-- start of DATA LINES --
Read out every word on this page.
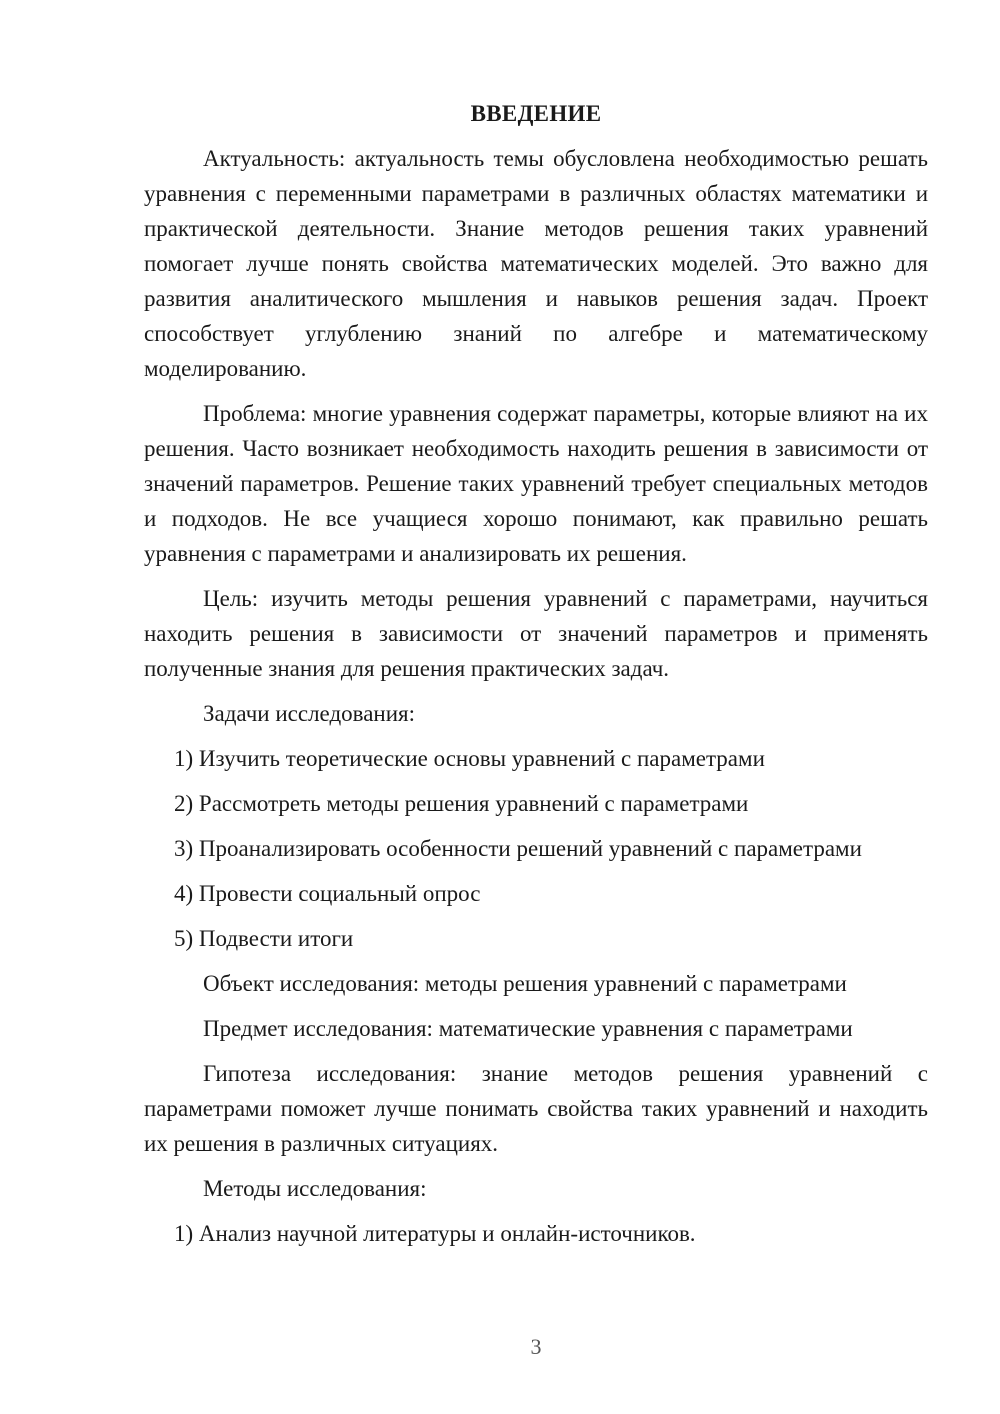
ВВЕДЕНИЕ

Актуальность: актуальность темы обусловлена необходимостью решать уравнения с переменными параметрами в различных областях математики и практической деятельности. Знание методов решения таких уравнений помогает лучше понять свойства математических моделей. Это важно для развития аналитического мышления и навыков решения задач. Проект способствует углублению знаний по алгебре и математическому моделированию.

Проблема: многие уравнения содержат параметры, которые влияют на их решения. Часто возникает необходимость находить решения в зависимости от значений параметров. Решение таких уравнений требует специальных методов и подходов. Не все учащиеся хорошо понимают, как правильно решать уравнения с параметрами и анализировать их решения.

Цель: изучить методы решения уравнений с параметрами, научиться находить решения в зависимости от значений параметров и применять полученные знания для решения практических задач.

Задачи исследования:
1) Изучить теоретические основы уравнений с параметрами
2) Рассмотреть методы решения уравнений с параметрами
3) Проанализировать особенности решений уравнений с параметрами
4) Провести социальный опрос
5) Подвести итоги
Объект исследования: методы решения уравнений с параметрами
Предмет исследования: математические уравнения с параметрами

Гипотеза исследования: знание методов решения уравнений с параметрами поможет лучше понимать свойства таких уравнений и находить их решения в различных ситуациях.

Методы исследования:
1) Анализ научной литературы и онлайн-источников.
3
-- end of DATA LINES --
TASK TO COMPLETE: The records above need to be restated word for word, with the pictures left out.

RESPONSE FOR THIS EXERCISE:
Read out every word on this page.
ВВЕДЕНИЕ

Актуальность: актуальность темы обусловлена необходимостью решать уравнения с переменными параметрами в различных областях математики и практической деятельности. Знание методов решения таких уравнений помогает лучше понять свойства математических моделей. Это важно для развития аналитического мышления и навыков решения задач. Проект способствует углублению знаний по алгебре и математическому моделированию.

Проблема: многие уравнения содержат параметры, которые влияют на их решения. Часто возникает необходимость находить решения в зависимости от значений параметров. Решение таких уравнений требует специальных методов и подходов. Не все учащиеся хорошо понимают, как правильно решать уравнения с параметрами и анализировать их решения.

Цель: изучить методы решения уравнений с параметрами, научиться находить решения в зависимости от значений параметров и применять полученные знания для решения практических задач.

Задачи исследования:
1) Изучить теоретические основы уравнений с параметрами
2) Рассмотреть методы решения уравнений с параметрами
3) Проанализировать особенности решений уравнений с параметрами
4) Провести социальный опрос
5) Подвести итоги
Объект исследования: методы решения уравнений с параметрами
Предмет исследования: математические уравнения с параметрами

Гипотеза исследования: знание методов решения уравнений с параметрами поможет лучше понимать свойства таких уравнений и находить их решения в различных ситуациях.

Методы исследования:
1) Анализ научной литературы и онлайн-источников.
3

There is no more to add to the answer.